■ **AIM OF THE EXERCISE**
In the records that follow, show each line where the word "求另两边长" is present.

Items from a data source:

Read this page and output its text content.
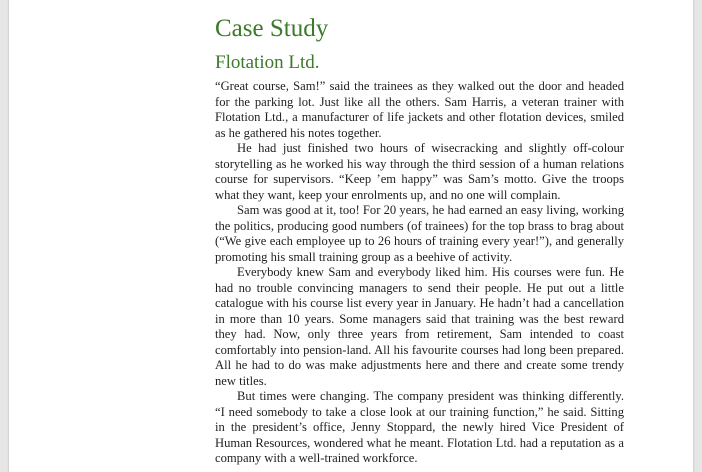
Case Study
Flotation Ltd.

“Great course, Sam!” said the trainees as they walked out the door and headed for the parking lot. Just like all the others. Sam Harris, a veteran trainer with Flotation Ltd., a manufacturer of life jackets and other flotation devices, smiled as he gathered his notes together.

He had just finished two hours of wisecracking and slightly off-colour storytelling as he worked his way through the third session of a human relations course for supervisors. “Keep ’em happy” was Sam’s motto. Give the troops what they want, keep your enrolments up, and no one will complain.

Sam was good at it, too! For 20 years, he had earned an easy living, working the politics, producing good numbers (of trainees) for the top brass to brag about (“We give each employee up to 26 hours of training every year!”), and generally promoting his small training group as a beehive of activity.

Everybody knew Sam and everybody liked him. His courses were fun. He had no trouble convincing managers to send their people. He put out a little catalogue with his course list every year in January. He hadn’t had a cancellation in more than 10 years. Some managers said that training was the best reward they had. Now, only three years from retirement, Sam intended to coast comfortably into pension-land. All his favourite courses had long been prepared. All he had to do was make adjustments here and there and create some trendy new titles.

But times were changing. The company president was thinking differently. “I need somebody to take a close look at our training function,” he said. Sitting in the president’s office, Jenny Stoppard, the newly hired Vice President of Human Resources, wondered what he meant. Flotation Ltd. had a reputation as a company with a well-trained workforce.
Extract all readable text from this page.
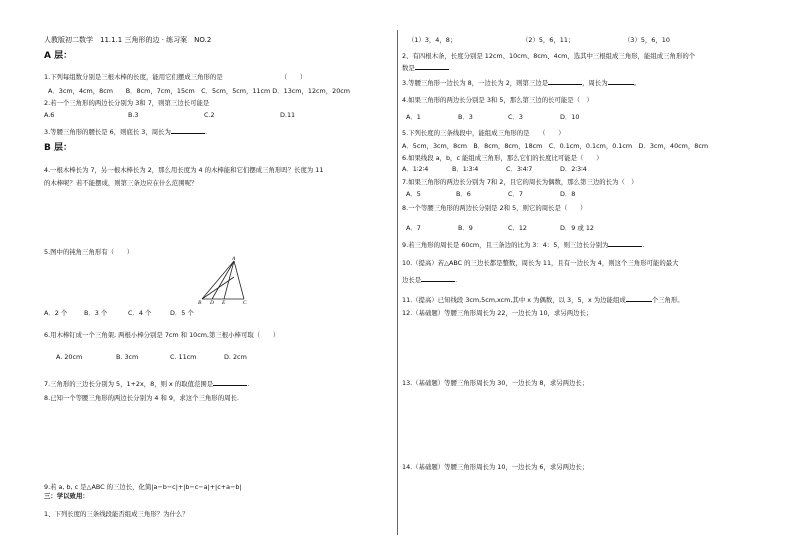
人教版初二数学　11.1.1 三角形的边 · 练习案　NO.2
A 层：
1.下列每组数分别是三根木棒的长度，能用它们摆成三角形的是	（　　）
A．3cm，4cm，8cm　　B．8cm，7cm，15cm　C．5cm，5cm，11cm D．13cm，12cm，20cm
2.若一个三角形的两边长分别为 3和 7，则第三边长可能是
A.6	B.3	C.2	D.11
3.等腰三角形的腰长是 6，则底长 3，周长为	.
B 层：
4.一根木棒长为 7，另一根木棒长为 2，那么用长度为 4 的木棒能和它们摆成三角形吗？长度为 11
的木棒呢？若不能摆成，则第三条边应在什么范围呢？
5.图中的钝角三角形有（　　）
A
B D E	C
A．2 个	B．3 个	C．4 个	D．5 个
6.用木棒钉成一个三角架, 两根小棒分别是 7cm 和 10cm,第三根小棒可取（　　）
A. 20cm	B. 3cm	C. 11cm	D. 2cm
7.三角形的三边长分别为 5，1+2x，8，则 x 的取值范围是	.
8.已知一个等腰三角形的两边长分别为 4 和 9，求这个三角形的周长.
9.若 a, b, c 是△ABC 的三边长，化简|a−b−c|+|b−c−a|+|c+a−b|
三：学以致用：
1、下列长度的三条线段能否组成三角形？为什么？
（1）3，4，8；	（2）5，6，11；	（3）5，6，10
2、有四根木条，长度分别是 12cm、10cm、8cm、4cm，选其中三根组成三角形，能组成三角形的个
数是
3.等腰三角形一边长为 8，一边长为 2，则第三边是	，周长为	。
4.如果三角形的两边长分别是 3和 5，那么第三边的长可能是（　）
A．1	B．3	C．3	D．10
5.下列长度的三条线段中，能组成三角形的是　　（　　）
A．5cm，3cm，8cm　B．8cm，8cm，18cm　C．0.1cm，0.1cm，0.1cm　D．3cm，40cm，8cm
6.如果线段 a，b，c 能组成三角形，那么它们的长度比可能是（　　）
A．1∶2∶4	B．1∶3∶4	C．3∶4∶7	D．2∶3∶4
7.如果三角形的两边长分别为 7和 2，且它的周长为偶数，那么第三边的长为（　）
A．5	B．6	C．7	D．8
8.一个等腰三角形的两边长分别是 2和 5，则它的周长是（　　）
A．7	B．9	C．12	D．9 或 12
9.若三角形的周长是 60cm，且三条边的比为 3：4：5，则三边长分别为	.
10.（提高）若△ABC 的三边长都是整数，周长为 11，且有一边长为 4，则这个三角形可能的最大
边长是	.
11.（提高）已知线段 3cm,5cm,xcm,其中 x 为偶数，以 3，5，x 为边能组成	个三角形。
12.（基础题）等腰三角形周长为 22，一边长为 10，求另两边长；
13.（基础题）等腰三角形周长为 30，一边长为 8，求另两边长；
14.（基础题）等腰三角形周长为 10，一边长为 6，求另两边长；
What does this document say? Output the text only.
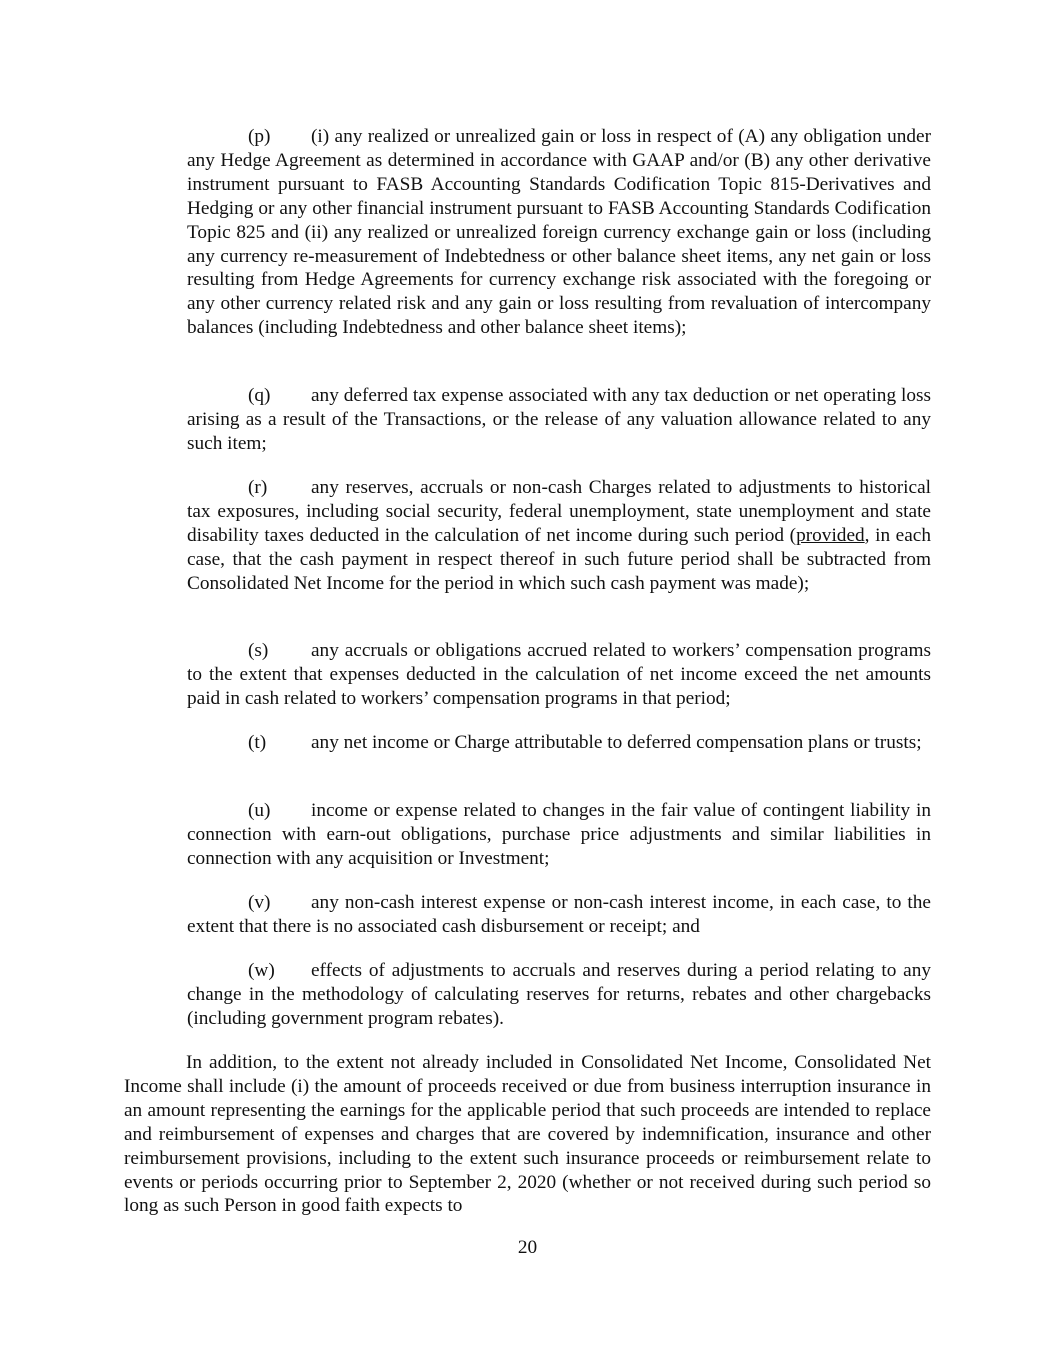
(p) (i) any realized or unrealized gain or loss in respect of (A) any obligation under any Hedge Agreement as determined in accordance with GAAP and/or (B) any other derivative instrument pursuant to FASB Accounting Standards Codification Topic 815-Derivatives and Hedging or any other financial instrument pursuant to FASB Accounting Standards Codification Topic 825 and (ii) any realized or unrealized foreign currency exchange gain or loss (including any currency re-measurement of Indebtedness or other balance sheet items, any net gain or loss resulting from Hedge Agreements for currency exchange risk associated with the foregoing or any other currency related risk and any gain or loss resulting from revaluation of intercompany balances (including Indebtedness and other balance sheet items);

(q) any deferred tax expense associated with any tax deduction or net operating loss arising as a result of the Transactions, or the release of any valuation allowance related to any such item;

(r) any reserves, accruals or non-cash Charges related to adjustments to historical tax exposures, including social security, federal unemployment, state unemployment and state disability taxes deducted in the calculation of net income during such period (provided, in each case, that the cash payment in respect thereof in such future period shall be subtracted from Consolidated Net Income for the period in which such cash payment was made);

(s) any accruals or obligations accrued related to workers’ compensation programs to the extent that expenses deducted in the calculation of net income exceed the net amounts paid in cash related to workers’ compensation programs in that period;

(t) any net income or Charge attributable to deferred compensation plans or trusts;

(u) income or expense related to changes in the fair value of contingent liability in connection with earn-out obligations, purchase price adjustments and similar liabilities in connection with any acquisition or Investment;

(v) any non-cash interest expense or non-cash interest income, in each case, to the extent that there is no associated cash disbursement or receipt; and

(w) effects of adjustments to accruals and reserves during a period relating to any change in the methodology of calculating reserves for returns, rebates and other chargebacks (including government program rebates).

In addition, to the extent not already included in Consolidated Net Income, Consolidated Net Income shall include (i) the amount of proceeds received or due from business interruption insurance in an amount representing the earnings for the applicable period that such proceeds are intended to replace and reimbursement of expenses and charges that are covered by indemnification, insurance and other reimbursement provisions, including to the extent such insurance proceeds or reimbursement relate to events or periods occurring prior to September 2, 2020 (whether or not received during such period so long as such Person in good faith expects to

20
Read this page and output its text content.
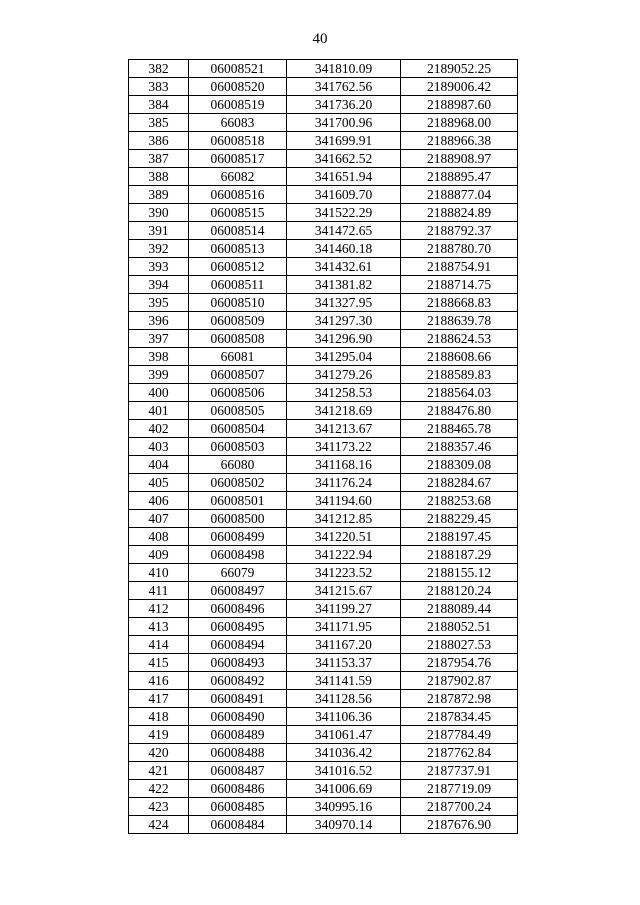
40
382	06008521	341810.09	2189052.25
383	06008520	341762.56	2189006.42
384	06008519	341736.20	2188987.60
385	66083	341700.96	2188968.00
386	06008518	341699.91	2188966.38
387	06008517	341662.52	2188908.97
388	66082	341651.94	2188895.47
389	06008516	341609.70	2188877.04
390	06008515	341522.29	2188824.89
391	06008514	341472.65	2188792.37
392	06008513	341460.18	2188780.70
393	06008512	341432.61	2188754.91
394	06008511	341381.82	2188714.75
395	06008510	341327.95	2188668.83
396	06008509	341297.30	2188639.78
397	06008508	341296.90	2188624.53
398	66081	341295.04	2188608.66
399	06008507	341279.26	2188589.83
400	06008506	341258.53	2188564.03
401	06008505	341218.69	2188476.80
402	06008504	341213.67	2188465.78
403	06008503	341173.22	2188357.46
404	66080	341168.16	2188309.08
405	06008502	341176.24	2188284.67
406	06008501	341194.60	2188253.68
407	06008500	341212.85	2188229.45
408	06008499	341220.51	2188197.45
409	06008498	341222.94	2188187.29
410	66079	341223.52	2188155.12
411	06008497	341215.67	2188120.24
412	06008496	341199.27	2188089.44
413	06008495	341171.95	2188052.51
414	06008494	341167.20	2188027.53
415	06008493	341153.37	2187954.76
416	06008492	341141.59	2187902.87
417	06008491	341128.56	2187872.98
418	06008490	341106.36	2187834.45
419	06008489	341061.47	2187784.49
420	06008488	341036.42	2187762.84
421	06008487	341016.52	2187737.91
422	06008486	341006.69	2187719.09
423	06008485	340995.16	2187700.24
424	06008484	340970.14	2187676.90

■ **TASK RESPONSE**
12.（基础题）等腰三角形周长为 22，一边长为 10，求另两边长；
13.（基础题）等腰三角形周长为 30，一边长为 8，求另两边长；
14.（基础题）等腰三角形周长为 10，一边长为 6，求另两边长；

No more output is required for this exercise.